● **OBJECTIVE**: Select each line where the word "name" appears.

● **RECORDS FOR THE TASK**:
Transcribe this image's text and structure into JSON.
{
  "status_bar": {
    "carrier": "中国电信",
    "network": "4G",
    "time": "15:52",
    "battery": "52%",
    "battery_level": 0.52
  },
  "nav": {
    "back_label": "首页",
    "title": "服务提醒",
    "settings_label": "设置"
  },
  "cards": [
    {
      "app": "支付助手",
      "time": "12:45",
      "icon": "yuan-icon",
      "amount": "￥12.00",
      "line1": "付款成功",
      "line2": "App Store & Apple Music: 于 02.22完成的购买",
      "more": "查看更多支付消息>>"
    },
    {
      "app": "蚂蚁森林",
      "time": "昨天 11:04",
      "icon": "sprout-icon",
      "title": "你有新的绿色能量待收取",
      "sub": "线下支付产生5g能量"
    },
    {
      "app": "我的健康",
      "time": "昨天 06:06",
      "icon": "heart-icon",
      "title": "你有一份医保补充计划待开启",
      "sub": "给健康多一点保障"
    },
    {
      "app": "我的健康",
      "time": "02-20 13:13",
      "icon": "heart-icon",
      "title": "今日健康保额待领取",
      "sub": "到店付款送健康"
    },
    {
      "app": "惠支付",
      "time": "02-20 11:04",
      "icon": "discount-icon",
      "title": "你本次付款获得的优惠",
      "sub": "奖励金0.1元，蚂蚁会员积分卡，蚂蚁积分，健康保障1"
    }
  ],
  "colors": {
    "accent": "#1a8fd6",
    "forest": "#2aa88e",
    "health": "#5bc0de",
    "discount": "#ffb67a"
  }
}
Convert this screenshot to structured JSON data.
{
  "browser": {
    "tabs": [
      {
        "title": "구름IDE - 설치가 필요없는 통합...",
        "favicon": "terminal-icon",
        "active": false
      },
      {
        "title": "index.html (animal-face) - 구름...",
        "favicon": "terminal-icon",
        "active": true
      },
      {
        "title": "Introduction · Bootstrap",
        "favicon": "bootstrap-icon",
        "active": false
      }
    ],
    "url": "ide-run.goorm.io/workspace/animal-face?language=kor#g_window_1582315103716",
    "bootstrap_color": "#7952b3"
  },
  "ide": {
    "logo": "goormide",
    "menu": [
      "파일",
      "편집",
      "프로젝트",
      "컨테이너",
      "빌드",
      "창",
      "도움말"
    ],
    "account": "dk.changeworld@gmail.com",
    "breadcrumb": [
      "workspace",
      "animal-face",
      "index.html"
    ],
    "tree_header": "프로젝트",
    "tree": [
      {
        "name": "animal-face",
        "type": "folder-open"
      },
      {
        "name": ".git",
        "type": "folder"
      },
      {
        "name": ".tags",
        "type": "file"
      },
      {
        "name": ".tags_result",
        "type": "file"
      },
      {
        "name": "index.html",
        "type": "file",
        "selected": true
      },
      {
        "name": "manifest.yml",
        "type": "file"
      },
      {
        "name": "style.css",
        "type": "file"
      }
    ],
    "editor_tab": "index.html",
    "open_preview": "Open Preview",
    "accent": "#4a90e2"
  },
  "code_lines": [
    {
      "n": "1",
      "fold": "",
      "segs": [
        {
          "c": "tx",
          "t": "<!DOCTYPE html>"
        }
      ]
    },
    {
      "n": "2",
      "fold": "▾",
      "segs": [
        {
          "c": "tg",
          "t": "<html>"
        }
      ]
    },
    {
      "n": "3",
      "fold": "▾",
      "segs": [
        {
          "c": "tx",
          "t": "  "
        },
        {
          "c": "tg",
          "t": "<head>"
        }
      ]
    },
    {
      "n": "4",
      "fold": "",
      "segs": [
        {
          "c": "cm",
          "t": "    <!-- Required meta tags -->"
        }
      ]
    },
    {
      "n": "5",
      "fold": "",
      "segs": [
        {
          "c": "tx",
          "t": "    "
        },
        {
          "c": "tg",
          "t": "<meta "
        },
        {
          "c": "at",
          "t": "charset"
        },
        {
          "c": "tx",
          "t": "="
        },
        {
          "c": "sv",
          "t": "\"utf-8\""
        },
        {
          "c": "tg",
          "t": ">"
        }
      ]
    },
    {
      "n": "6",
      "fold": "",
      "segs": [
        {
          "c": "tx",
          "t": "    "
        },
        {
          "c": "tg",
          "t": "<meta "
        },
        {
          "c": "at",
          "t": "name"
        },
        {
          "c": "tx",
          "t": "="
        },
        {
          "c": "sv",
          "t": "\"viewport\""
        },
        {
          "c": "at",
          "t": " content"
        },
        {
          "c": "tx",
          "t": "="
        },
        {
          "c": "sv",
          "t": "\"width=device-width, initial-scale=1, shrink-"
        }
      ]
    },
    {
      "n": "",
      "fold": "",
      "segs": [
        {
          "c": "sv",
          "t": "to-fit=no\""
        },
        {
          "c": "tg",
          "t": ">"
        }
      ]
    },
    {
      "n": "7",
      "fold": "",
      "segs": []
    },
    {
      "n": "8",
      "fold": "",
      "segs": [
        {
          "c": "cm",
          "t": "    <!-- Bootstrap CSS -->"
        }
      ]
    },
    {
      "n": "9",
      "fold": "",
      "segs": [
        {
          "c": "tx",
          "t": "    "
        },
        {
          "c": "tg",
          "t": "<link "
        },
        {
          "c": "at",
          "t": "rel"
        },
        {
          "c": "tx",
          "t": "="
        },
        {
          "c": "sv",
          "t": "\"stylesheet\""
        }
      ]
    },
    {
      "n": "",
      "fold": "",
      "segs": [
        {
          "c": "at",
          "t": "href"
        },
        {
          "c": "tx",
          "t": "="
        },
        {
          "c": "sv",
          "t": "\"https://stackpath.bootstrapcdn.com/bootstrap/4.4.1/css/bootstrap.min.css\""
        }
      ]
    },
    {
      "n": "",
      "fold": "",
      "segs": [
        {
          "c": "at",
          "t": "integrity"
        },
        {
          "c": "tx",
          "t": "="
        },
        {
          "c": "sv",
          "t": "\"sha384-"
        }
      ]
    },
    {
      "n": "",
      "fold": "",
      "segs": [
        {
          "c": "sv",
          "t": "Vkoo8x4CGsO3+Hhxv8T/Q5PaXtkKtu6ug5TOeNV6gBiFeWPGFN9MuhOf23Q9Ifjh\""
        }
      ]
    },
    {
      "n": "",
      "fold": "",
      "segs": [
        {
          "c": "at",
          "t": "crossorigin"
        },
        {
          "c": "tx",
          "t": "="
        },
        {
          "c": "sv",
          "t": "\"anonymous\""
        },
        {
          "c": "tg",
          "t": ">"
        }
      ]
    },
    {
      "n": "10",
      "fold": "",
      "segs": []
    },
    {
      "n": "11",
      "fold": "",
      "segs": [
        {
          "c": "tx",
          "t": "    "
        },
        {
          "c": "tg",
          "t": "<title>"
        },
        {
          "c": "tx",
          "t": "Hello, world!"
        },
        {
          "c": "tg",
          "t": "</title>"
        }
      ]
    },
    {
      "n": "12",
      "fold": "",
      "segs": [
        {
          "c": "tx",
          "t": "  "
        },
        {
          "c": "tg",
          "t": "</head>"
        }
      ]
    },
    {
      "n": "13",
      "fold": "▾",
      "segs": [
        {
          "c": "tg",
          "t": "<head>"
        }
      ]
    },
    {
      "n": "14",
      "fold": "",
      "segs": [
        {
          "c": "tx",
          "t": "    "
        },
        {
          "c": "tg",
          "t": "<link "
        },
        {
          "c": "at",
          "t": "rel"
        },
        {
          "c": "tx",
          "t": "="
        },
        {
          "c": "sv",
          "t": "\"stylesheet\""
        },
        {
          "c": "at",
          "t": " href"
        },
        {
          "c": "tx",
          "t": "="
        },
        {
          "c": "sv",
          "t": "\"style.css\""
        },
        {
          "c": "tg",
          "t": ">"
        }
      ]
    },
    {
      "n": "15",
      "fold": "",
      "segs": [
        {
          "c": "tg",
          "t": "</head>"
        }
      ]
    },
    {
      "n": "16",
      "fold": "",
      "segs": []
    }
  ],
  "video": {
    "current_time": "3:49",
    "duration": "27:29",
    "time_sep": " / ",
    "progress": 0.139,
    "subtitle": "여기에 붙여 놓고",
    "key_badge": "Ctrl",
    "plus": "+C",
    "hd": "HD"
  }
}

● **SOLUTION BELOW**:
        "name": "animal-face",
        "name": ".git",
        "name": ".tags",
        "name": ".tags_result",
        "name": "index.html",
        "name": "manifest.yml",
        "name": "style.css",
          "t": "name"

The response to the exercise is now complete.